Entries taken from a collection:
(begin)

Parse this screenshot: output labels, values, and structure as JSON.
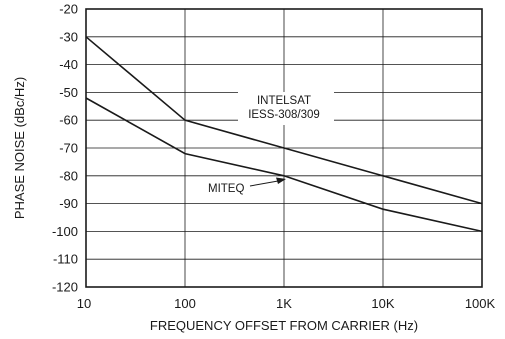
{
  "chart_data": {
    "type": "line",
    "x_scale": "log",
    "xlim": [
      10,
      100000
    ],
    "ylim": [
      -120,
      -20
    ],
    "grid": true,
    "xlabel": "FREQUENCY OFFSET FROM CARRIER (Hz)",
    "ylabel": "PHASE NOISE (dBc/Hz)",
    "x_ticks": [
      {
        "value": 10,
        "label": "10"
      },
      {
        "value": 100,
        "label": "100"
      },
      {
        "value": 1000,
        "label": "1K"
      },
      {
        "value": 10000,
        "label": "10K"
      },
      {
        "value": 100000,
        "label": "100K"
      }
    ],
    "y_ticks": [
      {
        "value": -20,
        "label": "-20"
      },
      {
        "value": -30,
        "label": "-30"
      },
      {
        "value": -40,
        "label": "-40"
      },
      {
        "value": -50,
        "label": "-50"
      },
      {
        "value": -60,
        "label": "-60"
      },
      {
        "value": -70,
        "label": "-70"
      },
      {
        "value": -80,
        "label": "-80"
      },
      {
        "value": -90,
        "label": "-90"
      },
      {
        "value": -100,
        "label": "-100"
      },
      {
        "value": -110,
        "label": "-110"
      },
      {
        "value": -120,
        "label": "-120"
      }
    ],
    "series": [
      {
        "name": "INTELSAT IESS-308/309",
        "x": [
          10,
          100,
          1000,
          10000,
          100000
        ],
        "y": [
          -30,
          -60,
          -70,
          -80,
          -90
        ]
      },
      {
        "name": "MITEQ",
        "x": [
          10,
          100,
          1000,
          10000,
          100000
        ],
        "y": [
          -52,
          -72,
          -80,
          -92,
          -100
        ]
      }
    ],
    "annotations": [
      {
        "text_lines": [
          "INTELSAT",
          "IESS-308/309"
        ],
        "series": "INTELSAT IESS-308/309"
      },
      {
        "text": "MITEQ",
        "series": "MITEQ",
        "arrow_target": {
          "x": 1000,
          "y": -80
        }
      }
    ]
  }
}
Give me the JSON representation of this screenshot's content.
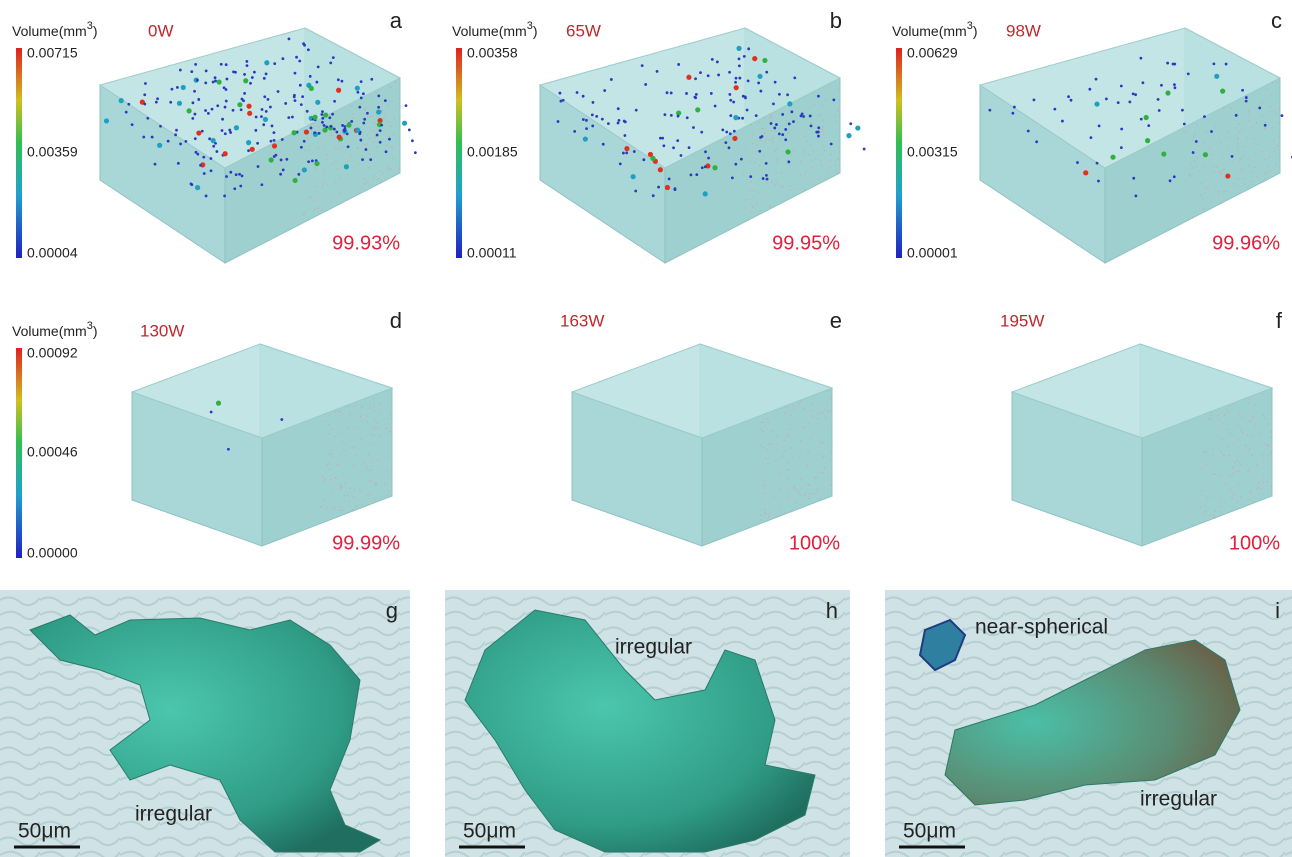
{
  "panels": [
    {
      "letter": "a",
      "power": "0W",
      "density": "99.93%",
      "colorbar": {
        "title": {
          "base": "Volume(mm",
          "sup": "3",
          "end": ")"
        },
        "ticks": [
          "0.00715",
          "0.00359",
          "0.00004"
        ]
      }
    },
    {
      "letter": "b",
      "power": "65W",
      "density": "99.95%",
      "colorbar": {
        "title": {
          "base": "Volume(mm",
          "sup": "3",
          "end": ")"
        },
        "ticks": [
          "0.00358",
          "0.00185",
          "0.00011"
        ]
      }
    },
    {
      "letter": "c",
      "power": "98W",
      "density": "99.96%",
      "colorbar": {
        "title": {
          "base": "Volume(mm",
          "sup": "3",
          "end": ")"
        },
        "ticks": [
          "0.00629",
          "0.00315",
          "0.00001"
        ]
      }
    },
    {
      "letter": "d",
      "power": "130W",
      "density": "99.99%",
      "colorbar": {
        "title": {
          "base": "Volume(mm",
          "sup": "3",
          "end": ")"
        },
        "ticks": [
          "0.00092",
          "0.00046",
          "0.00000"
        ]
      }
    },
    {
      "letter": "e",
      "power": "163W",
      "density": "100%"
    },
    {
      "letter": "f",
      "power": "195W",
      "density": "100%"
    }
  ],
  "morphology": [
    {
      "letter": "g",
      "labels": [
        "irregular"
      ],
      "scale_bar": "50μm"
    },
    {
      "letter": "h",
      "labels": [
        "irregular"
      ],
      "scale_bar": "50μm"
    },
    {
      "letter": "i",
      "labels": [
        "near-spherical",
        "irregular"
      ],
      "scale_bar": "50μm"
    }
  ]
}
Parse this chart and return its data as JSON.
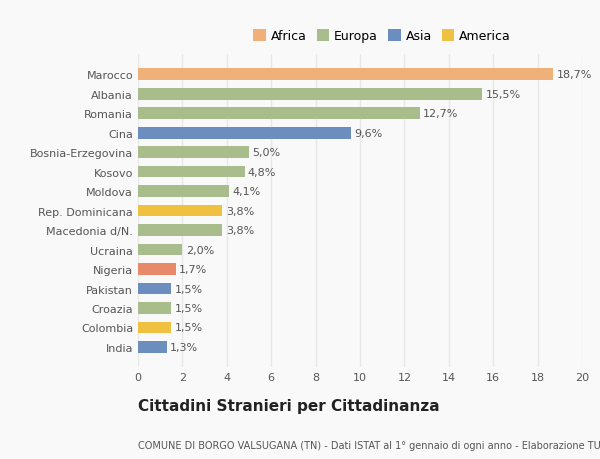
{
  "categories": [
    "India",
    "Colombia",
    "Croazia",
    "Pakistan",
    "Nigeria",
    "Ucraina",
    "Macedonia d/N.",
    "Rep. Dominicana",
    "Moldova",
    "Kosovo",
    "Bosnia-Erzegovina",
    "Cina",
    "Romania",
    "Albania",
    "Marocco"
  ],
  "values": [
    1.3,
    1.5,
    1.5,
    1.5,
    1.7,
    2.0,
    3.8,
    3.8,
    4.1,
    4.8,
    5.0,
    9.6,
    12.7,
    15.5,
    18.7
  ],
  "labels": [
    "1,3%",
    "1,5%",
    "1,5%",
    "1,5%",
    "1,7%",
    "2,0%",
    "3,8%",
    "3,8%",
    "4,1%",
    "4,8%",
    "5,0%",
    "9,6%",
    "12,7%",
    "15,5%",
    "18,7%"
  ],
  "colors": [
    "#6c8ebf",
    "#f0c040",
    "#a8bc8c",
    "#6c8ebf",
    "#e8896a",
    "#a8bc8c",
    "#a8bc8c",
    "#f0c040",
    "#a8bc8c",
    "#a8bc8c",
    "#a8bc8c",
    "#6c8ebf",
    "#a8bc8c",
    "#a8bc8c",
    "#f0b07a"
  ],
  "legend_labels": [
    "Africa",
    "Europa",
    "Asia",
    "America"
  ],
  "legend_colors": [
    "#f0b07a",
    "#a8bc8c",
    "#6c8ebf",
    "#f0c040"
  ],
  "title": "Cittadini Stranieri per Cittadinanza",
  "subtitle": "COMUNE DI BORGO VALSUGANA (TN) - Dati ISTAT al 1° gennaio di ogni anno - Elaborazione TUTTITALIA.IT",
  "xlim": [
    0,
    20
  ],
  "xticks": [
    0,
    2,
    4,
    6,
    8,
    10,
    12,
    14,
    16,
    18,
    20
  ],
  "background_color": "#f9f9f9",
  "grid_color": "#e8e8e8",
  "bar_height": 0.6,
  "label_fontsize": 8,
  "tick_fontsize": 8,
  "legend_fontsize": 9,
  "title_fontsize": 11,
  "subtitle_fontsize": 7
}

(end)

▶ _Objective_
Using the material above, set down every line exactly, but skip the pictures.

▶ _The output_
Parse this screenshot: output labels, values, and structure as JSON.
{
  "chart_data": {
    "type": "line",
    "x_scale": "log",
    "xlim": [
      10,
      100000
    ],
    "ylim": [
      -120,
      -20
    ],
    "grid": true,
    "xlabel": "FREQUENCY OFFSET FROM CARRIER (Hz)",
    "ylabel": "PHASE NOISE (dBc/Hz)",
    "x_ticks": [
      {
        "value": 10,
        "label": "10"
      },
      {
        "value": 100,
        "label": "100"
      },
      {
        "value": 1000,
        "label": "1K"
      },
      {
        "value": 10000,
        "label": "10K"
      },
      {
        "value": 100000,
        "label": "100K"
      }
    ],
    "y_ticks": [
      {
        "value": -20,
        "label": "-20"
      },
      {
        "value": -30,
        "label": "-30"
      },
      {
        "value": -40,
        "label": "-40"
      },
      {
        "value": -50,
        "label": "-50"
      },
      {
        "value": -60,
        "label": "-60"
      },
      {
        "value": -70,
        "label": "-70"
      },
      {
        "value": -80,
        "label": "-80"
      },
      {
        "value": -90,
        "label": "-90"
      },
      {
        "value": -100,
        "label": "-100"
      },
      {
        "value": -110,
        "label": "-110"
      },
      {
        "value": -120,
        "label": "-120"
      }
    ],
    "series": [
      {
        "name": "INTELSAT IESS-308/309",
        "x": [
          10,
          100,
          1000,
          10000,
          100000
        ],
        "y": [
          -30,
          -60,
          -70,
          -80,
          -90
        ]
      },
      {
        "name": "MITEQ",
        "x": [
          10,
          100,
          1000,
          10000,
          100000
        ],
        "y": [
          -52,
          -72,
          -80,
          -92,
          -100
        ]
      }
    ],
    "annotations": [
      {
        "text_lines": [
          "INTELSAT",
          "IESS-308/309"
        ],
        "series": "INTELSAT IESS-308/309"
      },
      {
        "text": "MITEQ",
        "series": "MITEQ",
        "arrow_target": {
          "x": 1000,
          "y": -80
        }
      }
    ]
  }
}
Give me the JSON representation of this screenshot's content.
{
  "panels": [
    {
      "letter": "a",
      "power": "0W",
      "density": "99.93%",
      "colorbar": {
        "title": {
          "base": "Volume(mm",
          "sup": "3",
          "end": ")"
        },
        "ticks": [
          "0.00715",
          "0.00359",
          "0.00004"
        ]
      }
    },
    {
      "letter": "b",
      "power": "65W",
      "density": "99.95%",
      "colorbar": {
        "title": {
          "base": "Volume(mm",
          "sup": "3",
          "end": ")"
        },
        "ticks": [
          "0.00358",
          "0.00185",
          "0.00011"
        ]
      }
    },
    {
      "letter": "c",
      "power": "98W",
      "density": "99.96%",
      "colorbar": {
        "title": {
          "base": "Volume(mm",
          "sup": "3",
          "end": ")"
        },
        "ticks": [
          "0.00629",
          "0.00315",
          "0.00001"
        ]
      }
    },
    {
      "letter": "d",
      "power": "130W",
      "density": "99.99%",
      "colorbar": {
        "title": {
          "base": "Volume(mm",
          "sup": "3",
          "end": ")"
        },
        "ticks": [
          "0.00092",
          "0.00046",
          "0.00000"
        ]
      }
    },
    {
      "letter": "e",
      "power": "163W",
      "density": "100%"
    },
    {
      "letter": "f",
      "power": "195W",
      "density": "100%"
    }
  ],
  "morphology": [
    {
      "letter": "g",
      "labels": [
        "irregular"
      ],
      "scale_bar": "50μm"
    },
    {
      "letter": "h",
      "labels": [
        "irregular"
      ],
      "scale_bar": "50μm"
    },
    {
      "letter": "i",
      "labels": [
        "near-spherical",
        "irregular"
      ],
      "scale_bar": "50μm"
    }
  ]
}
Parse this chart and return its data as JSON.
{
  "categories": [
    "India",
    "Colombia",
    "Croazia",
    "Pakistan",
    "Nigeria",
    "Ucraina",
    "Macedonia d/N.",
    "Rep. Dominicana",
    "Moldova",
    "Kosovo",
    "Bosnia-Erzegovina",
    "Cina",
    "Romania",
    "Albania",
    "Marocco"
  ],
  "values": [
    1.3,
    1.5,
    1.5,
    1.5,
    1.7,
    2.0,
    3.8,
    3.8,
    4.1,
    4.8,
    5.0,
    9.6,
    12.7,
    15.5,
    18.7
  ],
  "labels": [
    "1,3%",
    "1,5%",
    "1,5%",
    "1,5%",
    "1,7%",
    "2,0%",
    "3,8%",
    "3,8%",
    "4,1%",
    "4,8%",
    "5,0%",
    "9,6%",
    "12,7%",
    "15,5%",
    "18,7%"
  ],
  "colors": [
    "#6c8ebf",
    "#f0c040",
    "#a8bc8c",
    "#6c8ebf",
    "#e8896a",
    "#a8bc8c",
    "#a8bc8c",
    "#f0c040",
    "#a8bc8c",
    "#a8bc8c",
    "#a8bc8c",
    "#6c8ebf",
    "#a8bc8c",
    "#a8bc8c",
    "#f0b07a"
  ],
  "legend_labels": [
    "Africa",
    "Europa",
    "Asia",
    "America"
  ],
  "legend_colors": [
    "#f0b07a",
    "#a8bc8c",
    "#6c8ebf",
    "#f0c040"
  ],
  "title": "Cittadini Stranieri per Cittadinanza",
  "subtitle": "COMUNE DI BORGO VALSUGANA (TN) - Dati ISTAT al 1° gennaio di ogni anno - Elaborazione TUTTITALIA.IT",
  "xlim": [
    0,
    20
  ],
  "xticks": [
    0,
    2,
    4,
    6,
    8,
    10,
    12,
    14,
    16,
    18,
    20
  ],
  "background_color": "#f9f9f9",
  "grid_color": "#e8e8e8",
  "bar_height": 0.6,
  "label_fontsize": 8,
  "tick_fontsize": 8,
  "legend_fontsize": 9,
  "title_fontsize": 11,
  "subtitle_fontsize": 7
}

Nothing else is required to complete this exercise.